* BRIEF
Copy the lines holding the word "Overview", all of them.

* GIVEN INFORMATION

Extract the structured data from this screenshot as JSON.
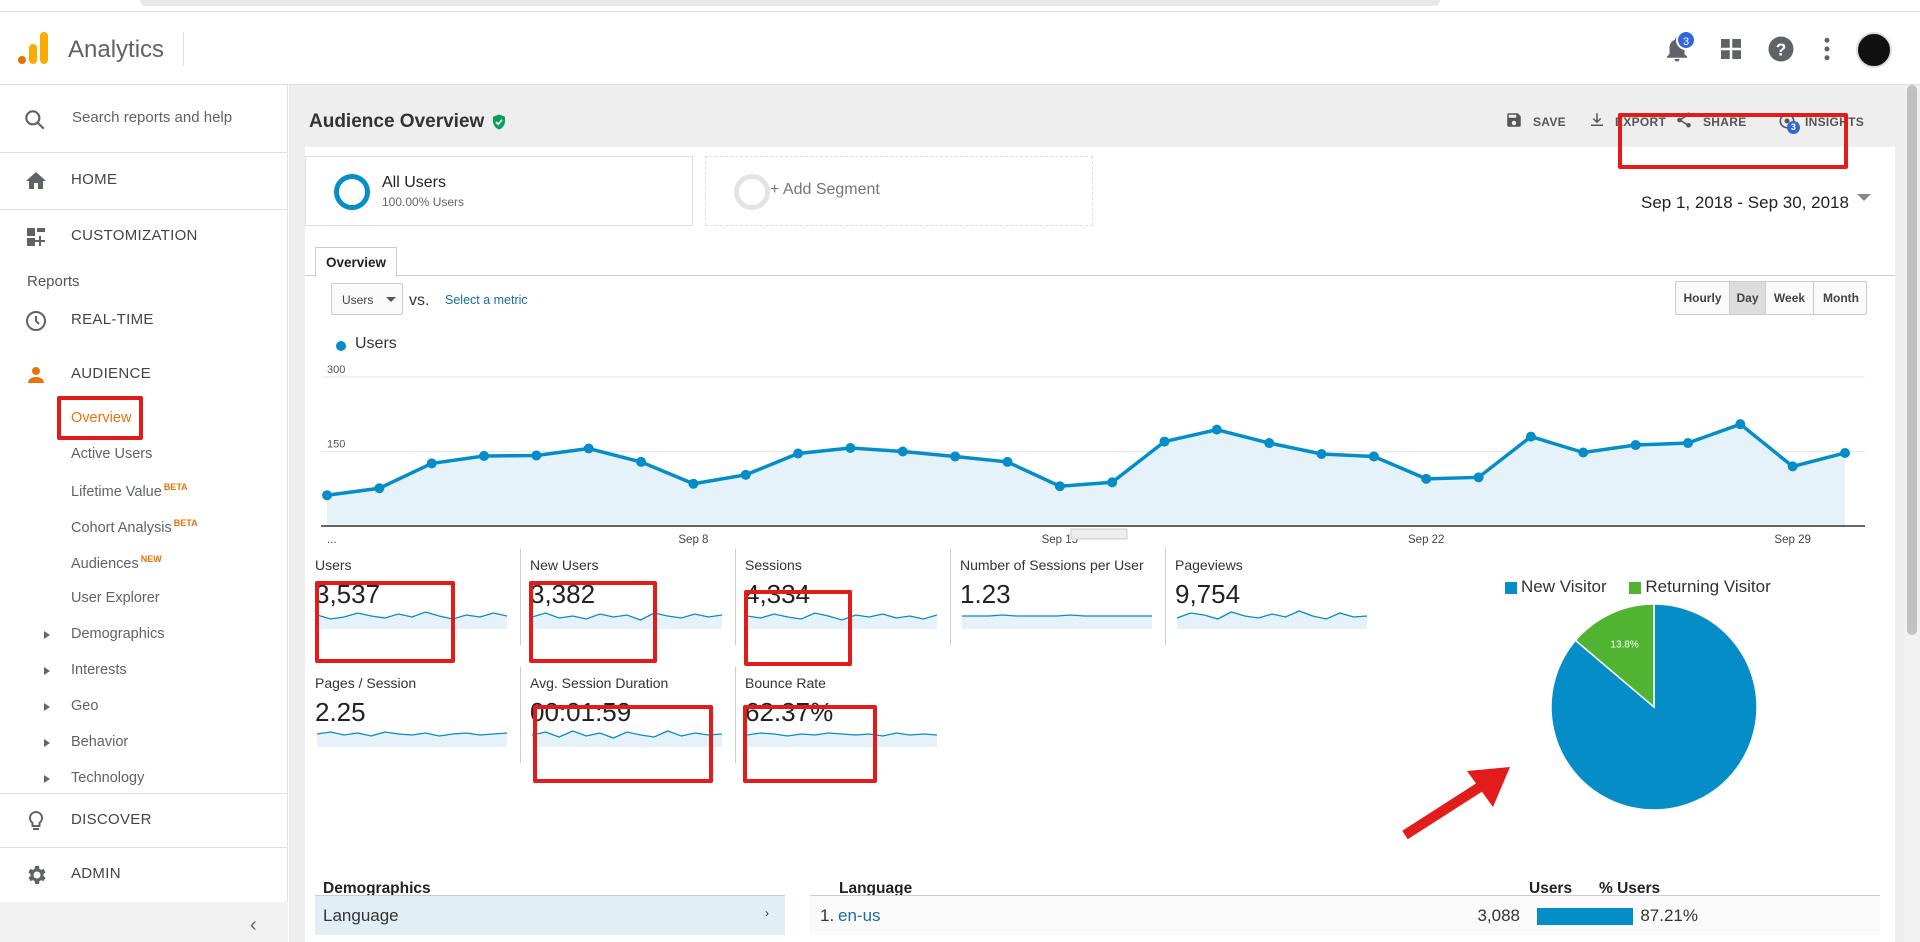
{
  "app": {
    "title": "Analytics",
    "notification_count": "3"
  },
  "sidebar": {
    "search_placeholder": "Search reports and help",
    "home": "HOME",
    "customization": "CUSTOMIZATION",
    "reports_label": "Reports",
    "realtime": "REAL-TIME",
    "audience": "AUDIENCE",
    "audience_items": [
      {
        "label": "Overview"
      },
      {
        "label": "Active Users"
      },
      {
        "label": "Lifetime Value",
        "tag": "BETA"
      },
      {
        "label": "Cohort Analysis",
        "tag": "BETA"
      },
      {
        "label": "Audiences",
        "tag": "NEW"
      },
      {
        "label": "User Explorer"
      },
      {
        "label": "Demographics"
      },
      {
        "label": "Interests"
      },
      {
        "label": "Geo"
      },
      {
        "label": "Behavior"
      },
      {
        "label": "Technology"
      }
    ],
    "discover": "DISCOVER",
    "admin": "ADMIN"
  },
  "header": {
    "page_title": "Audience Overview",
    "actions": {
      "save": "SAVE",
      "export": "EXPORT",
      "share": "SHARE",
      "insights": "INSIGHTS",
      "insights_badge": "3"
    }
  },
  "segments": {
    "active": {
      "name": "All Users",
      "sub": "100.00% Users"
    },
    "add": "+ Add Segment"
  },
  "date_range": "Sep 1, 2018 - Sep 30, 2018",
  "tabs": {
    "overview": "Overview"
  },
  "controls": {
    "metric": "Users",
    "vs": "vs.",
    "select_metric": "Select a metric",
    "granularity": [
      "Hourly",
      "Day",
      "Week",
      "Month"
    ],
    "selected_granularity": "Day"
  },
  "legend": {
    "series": "Users"
  },
  "colors": {
    "primary": "#058dc7",
    "secondary": "#50b432",
    "highlight": "#e21b1b",
    "accent": "#e8710a"
  },
  "chart_data": [
    {
      "type": "area",
      "series": [
        {
          "name": "Users",
          "values": [
            62,
            76,
            126,
            141,
            142,
            156,
            129,
            85,
            103,
            146,
            157,
            150,
            140,
            129,
            80,
            88,
            170,
            194,
            167,
            145,
            140,
            95,
            98,
            180,
            148,
            163,
            167,
            205,
            120,
            147
          ]
        }
      ],
      "x_tick_labels": [
        "...",
        "Sep 8",
        "Sep 15",
        "Sep 22",
        "Sep 29"
      ],
      "y_tick_labels": [
        "300",
        "150"
      ],
      "ylim": [
        0,
        300
      ]
    },
    {
      "type": "pie",
      "categories": [
        "New Visitor",
        "Returning Visitor"
      ],
      "values": [
        86.2,
        13.8
      ],
      "labels": [
        "86.2%",
        "13.8%"
      ],
      "colors": [
        "#058dc7",
        "#50b432"
      ]
    }
  ],
  "scorecards": [
    {
      "name": "Users",
      "value": "3,537"
    },
    {
      "name": "New Users",
      "value": "3,382"
    },
    {
      "name": "Sessions",
      "value": "4,334"
    },
    {
      "name": "Number of Sessions per User",
      "value": "1.23"
    },
    {
      "name": "Pageviews",
      "value": "9,754"
    },
    {
      "name": "Pages / Session",
      "value": "2.25"
    },
    {
      "name": "Avg. Session Duration",
      "value": "00:01:59"
    },
    {
      "name": "Bounce Rate",
      "value": "62.37%"
    }
  ],
  "table": {
    "left_header": "Demographics",
    "left_row": "Language",
    "columns": {
      "dimension": "Language",
      "users": "Users",
      "pct_users": "% Users"
    },
    "rows": [
      {
        "index": "1.",
        "name": "en-us",
        "users": "3,088",
        "pct": "87.21%",
        "pct_value": 0.8721
      }
    ]
  }
}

* TASK ANSWER
        "label": "Overview"
    "page_title": "Audience Overview",
    "overview": "Overview"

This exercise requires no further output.